[Start INPUT RECORDS]

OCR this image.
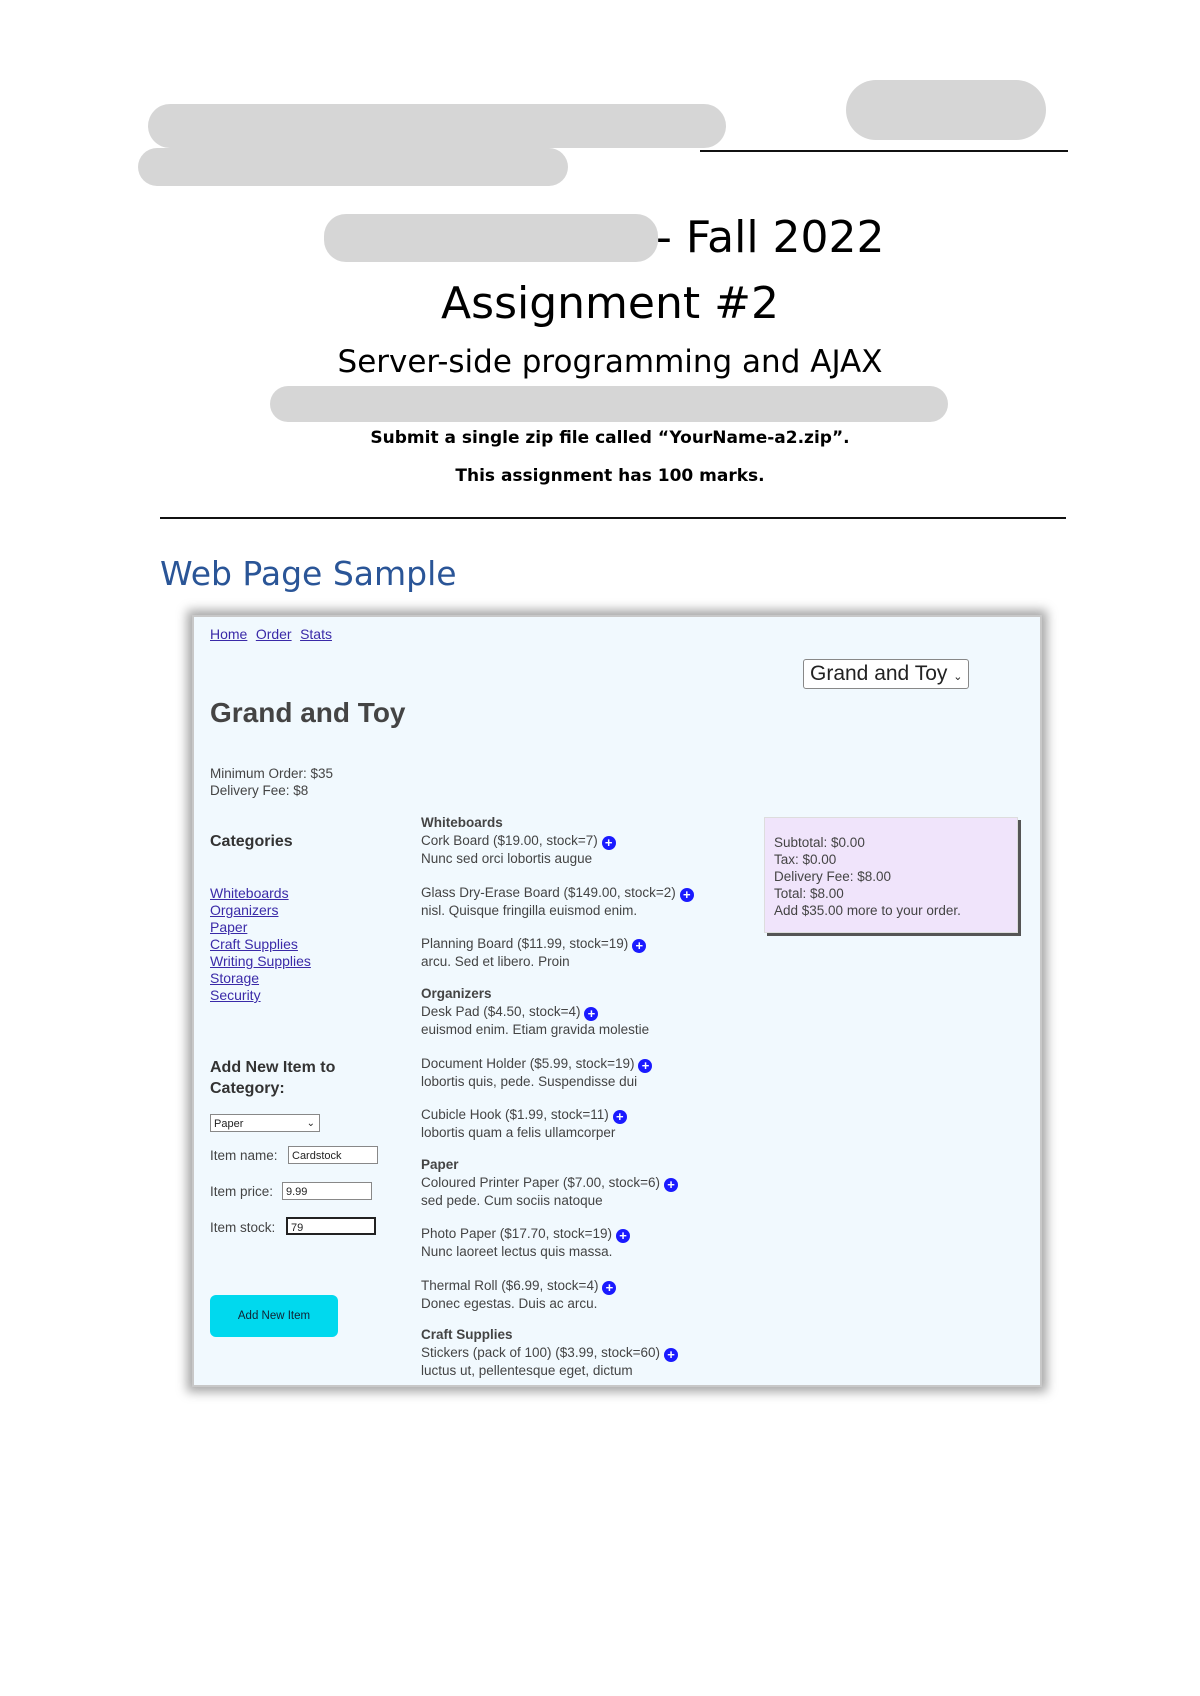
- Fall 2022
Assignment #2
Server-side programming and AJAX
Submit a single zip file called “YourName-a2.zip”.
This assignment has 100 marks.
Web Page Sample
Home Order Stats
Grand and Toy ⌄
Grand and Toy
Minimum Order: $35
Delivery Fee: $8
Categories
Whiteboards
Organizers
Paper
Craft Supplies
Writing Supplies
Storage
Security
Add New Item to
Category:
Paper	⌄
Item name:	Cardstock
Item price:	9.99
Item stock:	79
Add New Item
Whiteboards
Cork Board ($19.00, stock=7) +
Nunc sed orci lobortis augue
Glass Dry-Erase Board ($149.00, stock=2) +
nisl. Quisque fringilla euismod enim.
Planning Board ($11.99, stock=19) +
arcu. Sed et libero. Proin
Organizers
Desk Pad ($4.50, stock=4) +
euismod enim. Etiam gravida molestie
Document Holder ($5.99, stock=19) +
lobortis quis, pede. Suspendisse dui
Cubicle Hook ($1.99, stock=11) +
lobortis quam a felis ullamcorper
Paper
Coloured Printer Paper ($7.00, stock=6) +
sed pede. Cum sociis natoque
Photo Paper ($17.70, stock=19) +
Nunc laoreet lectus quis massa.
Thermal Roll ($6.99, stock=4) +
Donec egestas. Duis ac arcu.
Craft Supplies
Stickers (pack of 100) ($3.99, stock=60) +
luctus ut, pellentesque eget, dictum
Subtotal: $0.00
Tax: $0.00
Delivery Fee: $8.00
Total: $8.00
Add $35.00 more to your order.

[End INPUT RECORDS]
[Start INPUT RECORDS]

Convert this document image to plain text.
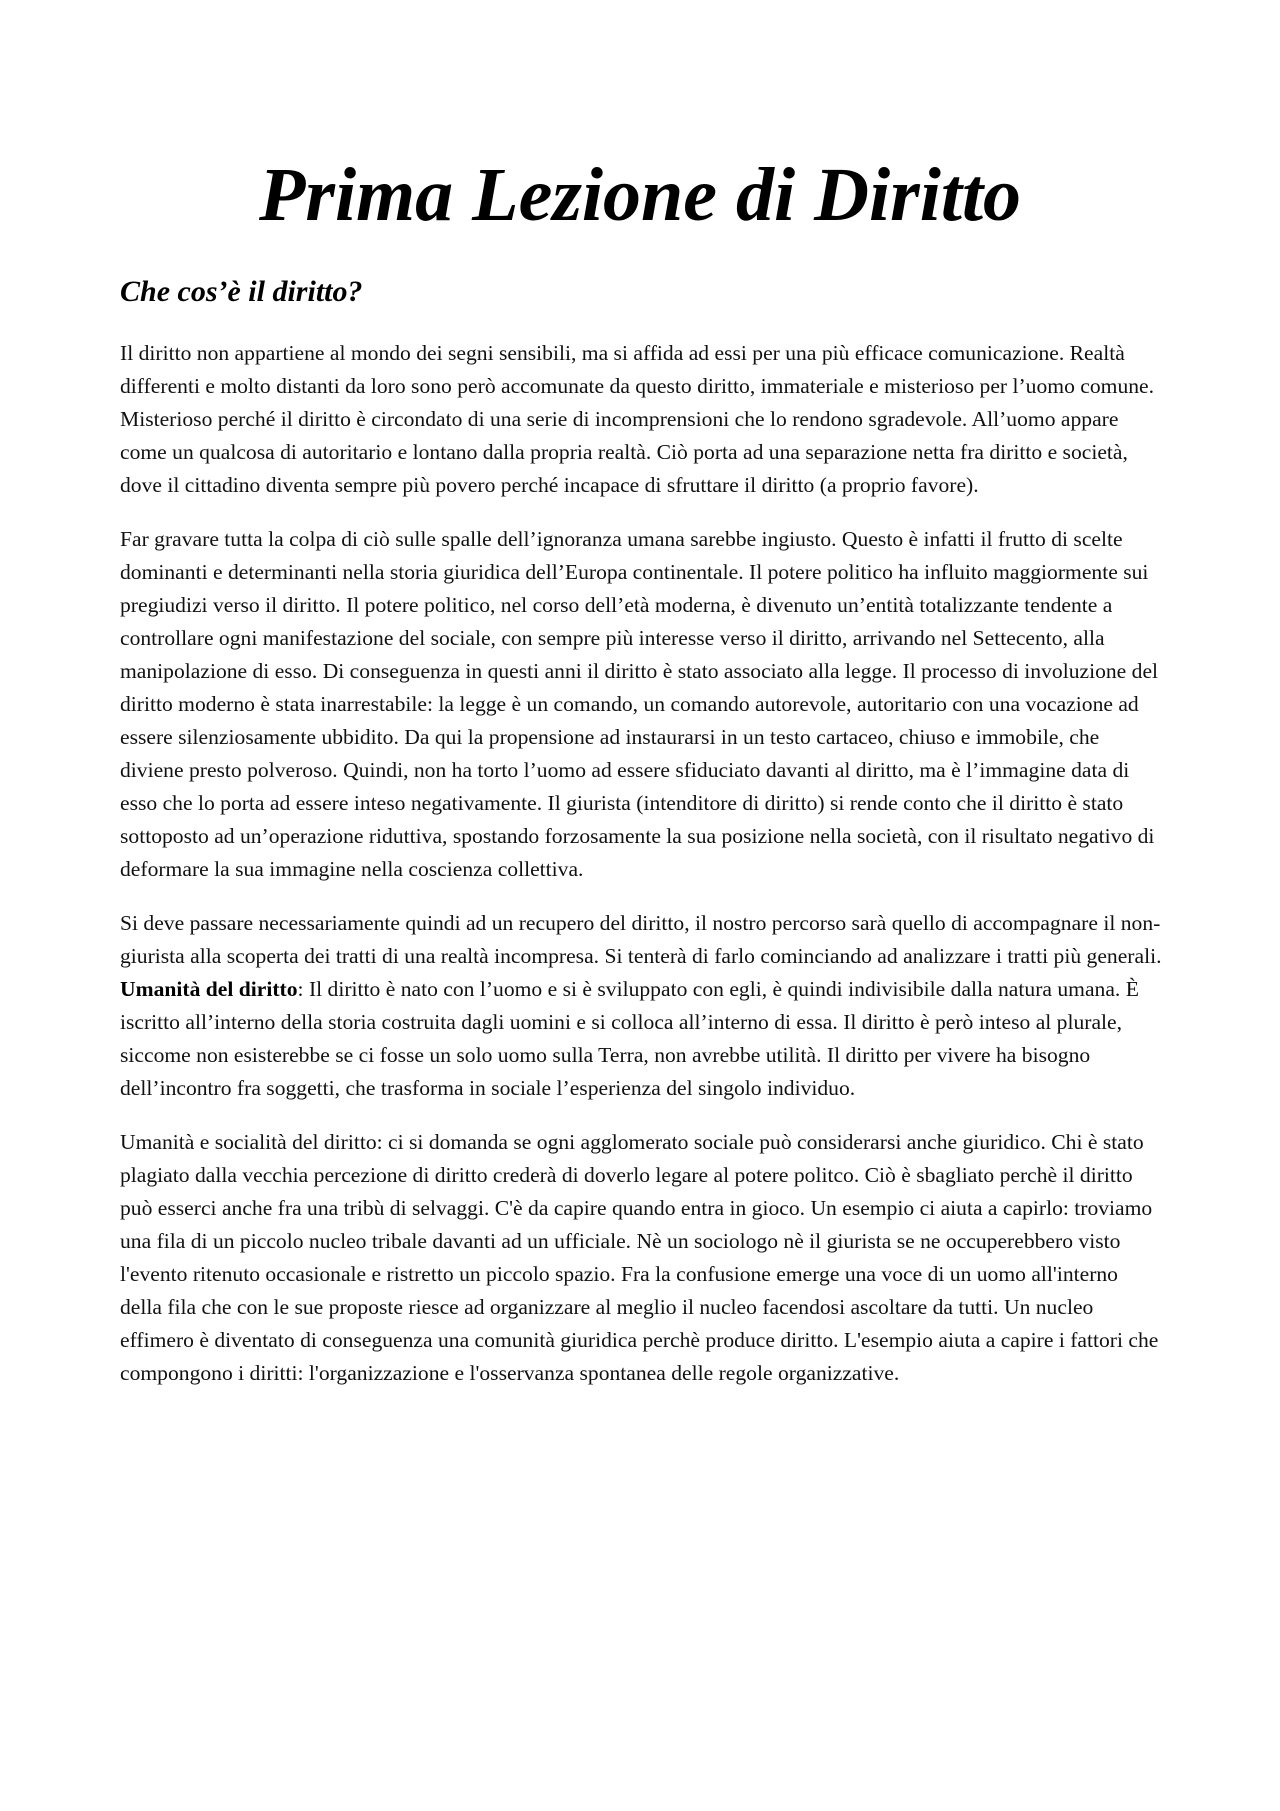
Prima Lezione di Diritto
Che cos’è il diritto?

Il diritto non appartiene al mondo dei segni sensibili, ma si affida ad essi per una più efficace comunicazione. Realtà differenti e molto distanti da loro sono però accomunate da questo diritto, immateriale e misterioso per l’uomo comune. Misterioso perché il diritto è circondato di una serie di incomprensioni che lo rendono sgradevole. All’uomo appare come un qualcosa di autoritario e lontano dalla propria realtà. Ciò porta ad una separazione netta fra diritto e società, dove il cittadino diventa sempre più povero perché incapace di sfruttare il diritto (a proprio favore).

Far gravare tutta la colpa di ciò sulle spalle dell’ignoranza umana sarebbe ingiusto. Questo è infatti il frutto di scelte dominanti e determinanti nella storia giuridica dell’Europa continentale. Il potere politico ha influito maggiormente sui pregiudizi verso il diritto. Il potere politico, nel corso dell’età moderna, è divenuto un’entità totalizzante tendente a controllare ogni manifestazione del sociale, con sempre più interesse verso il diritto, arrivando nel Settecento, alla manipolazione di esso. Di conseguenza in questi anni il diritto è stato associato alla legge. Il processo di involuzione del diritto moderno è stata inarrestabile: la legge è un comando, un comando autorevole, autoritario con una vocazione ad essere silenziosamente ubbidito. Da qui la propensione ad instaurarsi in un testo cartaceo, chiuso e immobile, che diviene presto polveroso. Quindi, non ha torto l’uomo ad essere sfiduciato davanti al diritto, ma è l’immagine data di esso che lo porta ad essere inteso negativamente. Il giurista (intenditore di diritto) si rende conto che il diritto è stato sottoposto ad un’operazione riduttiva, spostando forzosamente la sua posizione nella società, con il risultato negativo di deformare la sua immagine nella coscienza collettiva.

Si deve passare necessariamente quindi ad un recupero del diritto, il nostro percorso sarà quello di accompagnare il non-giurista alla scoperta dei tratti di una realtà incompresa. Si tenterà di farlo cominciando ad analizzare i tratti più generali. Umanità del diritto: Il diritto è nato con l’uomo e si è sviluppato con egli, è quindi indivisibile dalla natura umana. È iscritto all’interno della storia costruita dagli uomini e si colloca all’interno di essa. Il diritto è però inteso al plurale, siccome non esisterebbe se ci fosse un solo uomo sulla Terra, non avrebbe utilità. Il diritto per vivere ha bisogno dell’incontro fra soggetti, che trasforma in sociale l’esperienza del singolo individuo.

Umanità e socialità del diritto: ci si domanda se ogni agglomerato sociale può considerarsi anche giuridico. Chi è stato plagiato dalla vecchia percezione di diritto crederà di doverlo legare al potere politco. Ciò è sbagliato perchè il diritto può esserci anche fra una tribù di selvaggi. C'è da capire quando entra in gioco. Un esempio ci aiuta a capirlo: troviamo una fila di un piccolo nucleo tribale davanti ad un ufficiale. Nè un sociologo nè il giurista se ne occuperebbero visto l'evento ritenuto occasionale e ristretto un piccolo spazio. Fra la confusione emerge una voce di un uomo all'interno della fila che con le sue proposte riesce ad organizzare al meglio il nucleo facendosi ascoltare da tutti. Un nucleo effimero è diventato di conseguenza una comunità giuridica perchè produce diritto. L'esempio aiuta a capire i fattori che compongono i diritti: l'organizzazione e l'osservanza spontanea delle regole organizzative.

[End INPUT RECORDS]
[Start INPUT RECORDS]

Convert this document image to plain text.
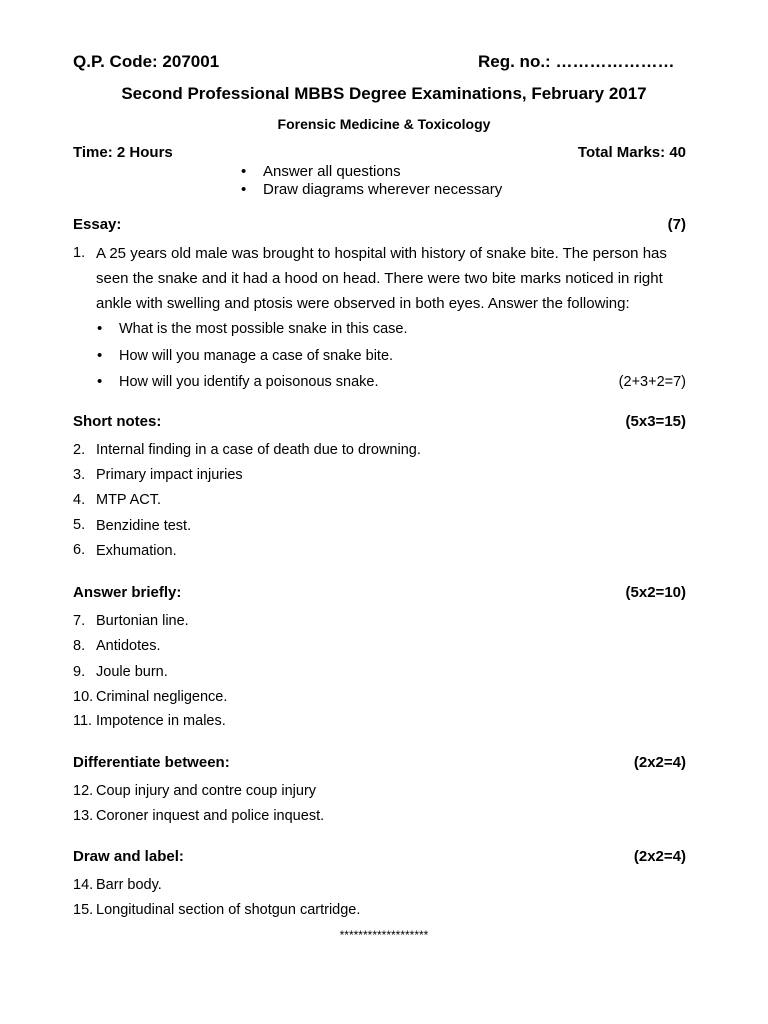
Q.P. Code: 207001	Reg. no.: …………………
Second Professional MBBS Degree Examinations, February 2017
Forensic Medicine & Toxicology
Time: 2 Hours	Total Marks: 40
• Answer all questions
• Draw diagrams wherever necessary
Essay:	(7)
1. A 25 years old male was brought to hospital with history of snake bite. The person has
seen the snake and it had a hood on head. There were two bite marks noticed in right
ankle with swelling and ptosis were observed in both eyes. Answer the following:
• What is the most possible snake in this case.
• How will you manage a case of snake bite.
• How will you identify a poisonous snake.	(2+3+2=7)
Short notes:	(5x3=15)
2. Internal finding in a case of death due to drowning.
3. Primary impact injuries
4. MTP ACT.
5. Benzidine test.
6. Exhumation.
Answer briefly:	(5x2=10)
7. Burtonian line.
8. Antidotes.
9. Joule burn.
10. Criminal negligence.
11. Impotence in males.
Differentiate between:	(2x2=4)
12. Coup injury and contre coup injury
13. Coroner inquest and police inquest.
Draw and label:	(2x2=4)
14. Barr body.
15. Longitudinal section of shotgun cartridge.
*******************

[End INPUT RECORDS]

DIRECTIONS> Search the lines for the string "will" and copy every line that has it.

EXPECTED OUTPUT>
• How will you manage a case of snake bite.
• How will you identify a poisonous snake.	(2+3+2=7)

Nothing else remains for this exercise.